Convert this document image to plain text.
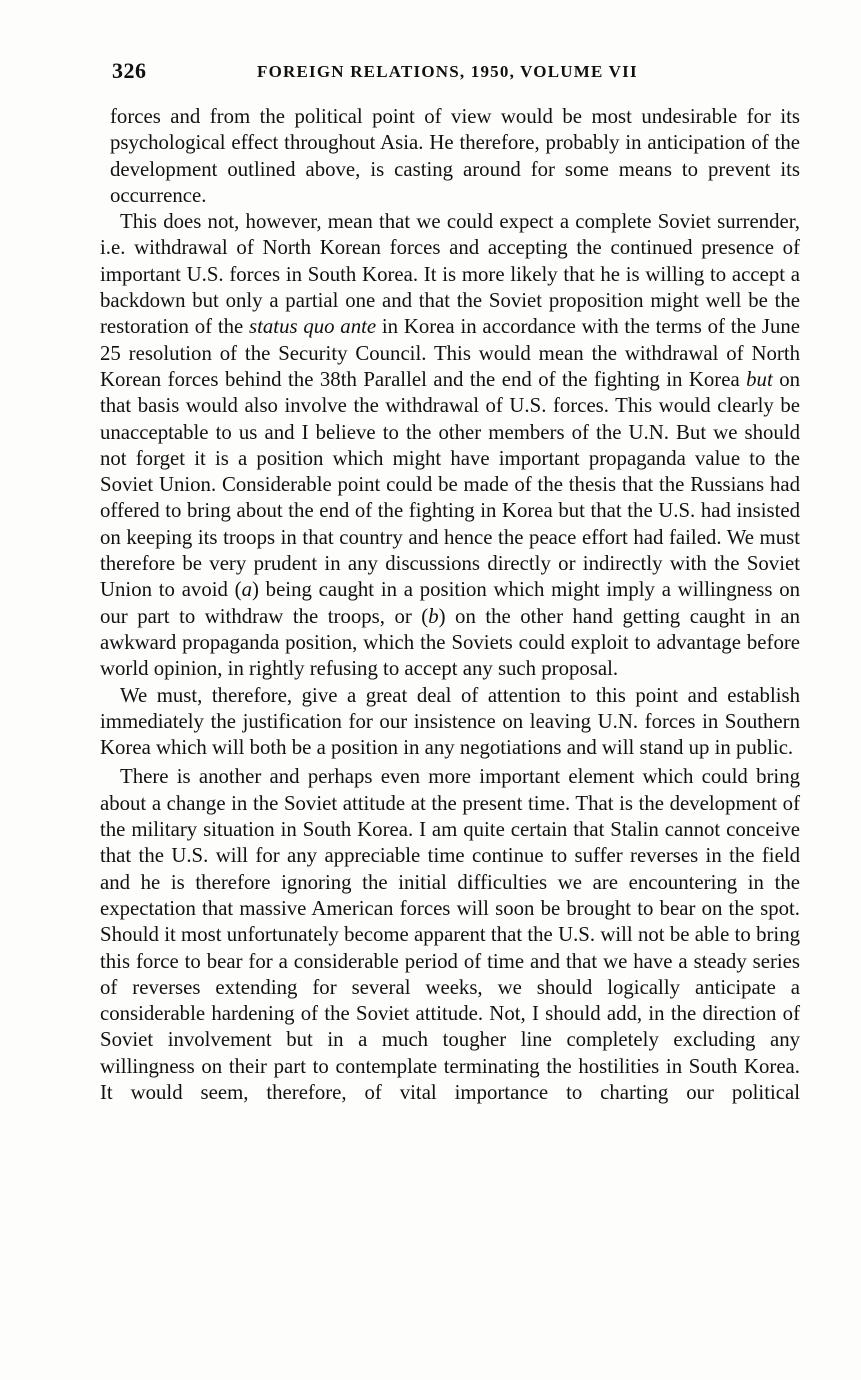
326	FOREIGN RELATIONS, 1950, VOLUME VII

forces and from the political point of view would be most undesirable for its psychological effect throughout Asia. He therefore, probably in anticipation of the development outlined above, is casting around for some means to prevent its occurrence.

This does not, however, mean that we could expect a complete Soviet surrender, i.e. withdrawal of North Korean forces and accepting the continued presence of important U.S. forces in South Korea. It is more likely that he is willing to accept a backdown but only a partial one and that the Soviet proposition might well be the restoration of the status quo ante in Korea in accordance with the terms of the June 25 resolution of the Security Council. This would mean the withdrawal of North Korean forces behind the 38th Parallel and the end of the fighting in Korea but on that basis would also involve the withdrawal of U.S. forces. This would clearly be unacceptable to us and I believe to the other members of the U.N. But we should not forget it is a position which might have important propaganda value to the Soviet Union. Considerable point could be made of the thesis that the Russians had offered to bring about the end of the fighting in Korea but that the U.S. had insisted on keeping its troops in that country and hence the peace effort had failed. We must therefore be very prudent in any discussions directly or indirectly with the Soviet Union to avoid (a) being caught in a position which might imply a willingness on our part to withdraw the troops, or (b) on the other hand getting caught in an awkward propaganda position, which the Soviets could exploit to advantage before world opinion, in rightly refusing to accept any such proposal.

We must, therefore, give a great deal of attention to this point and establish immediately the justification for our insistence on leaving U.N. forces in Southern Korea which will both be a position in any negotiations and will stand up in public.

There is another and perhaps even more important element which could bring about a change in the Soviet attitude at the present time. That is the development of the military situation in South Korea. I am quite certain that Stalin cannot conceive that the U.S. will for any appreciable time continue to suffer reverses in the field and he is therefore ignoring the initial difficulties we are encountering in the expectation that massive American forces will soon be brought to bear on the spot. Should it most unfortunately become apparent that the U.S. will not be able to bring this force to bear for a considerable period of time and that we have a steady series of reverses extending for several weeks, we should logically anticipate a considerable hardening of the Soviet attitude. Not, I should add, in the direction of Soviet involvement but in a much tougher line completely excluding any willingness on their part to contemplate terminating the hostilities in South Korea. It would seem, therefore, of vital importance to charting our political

════

• [What this task involves]
In the entries above, locate every line with the word "political" and copy it.

• [Task result]
forces and from the political point of view would be most undesirable for its psychological effect throughout Asia. He therefore, probably in anticipation of the development outlined above, is casting around for some means to prevent its occurrence.
There is another and perhaps even more important element which could bring about a change in the Soviet attitude at the present time. That is the development of the military situation in South Korea. I am quite certain that Stalin cannot conceive that the U.S. will for any appreciable time continue to suffer reverses in the field and he is therefore ignoring the initial difficulties we are encountering in the expectation that massive American forces will soon be brought to bear on the spot. Should it most unfortunately become apparent that the U.S. will not be able to bring this force to bear for a considerable period of time and that we have a steady series of reverses extending for several weeks, we should logically anticipate a considerable hardening of the Soviet attitude. Not, I should add, in the direction of Soviet involvement but in a much tougher line completely excluding any willingness on their part to contemplate terminating the hostilities in South Korea. It would seem, therefore, of vital importance to charting our political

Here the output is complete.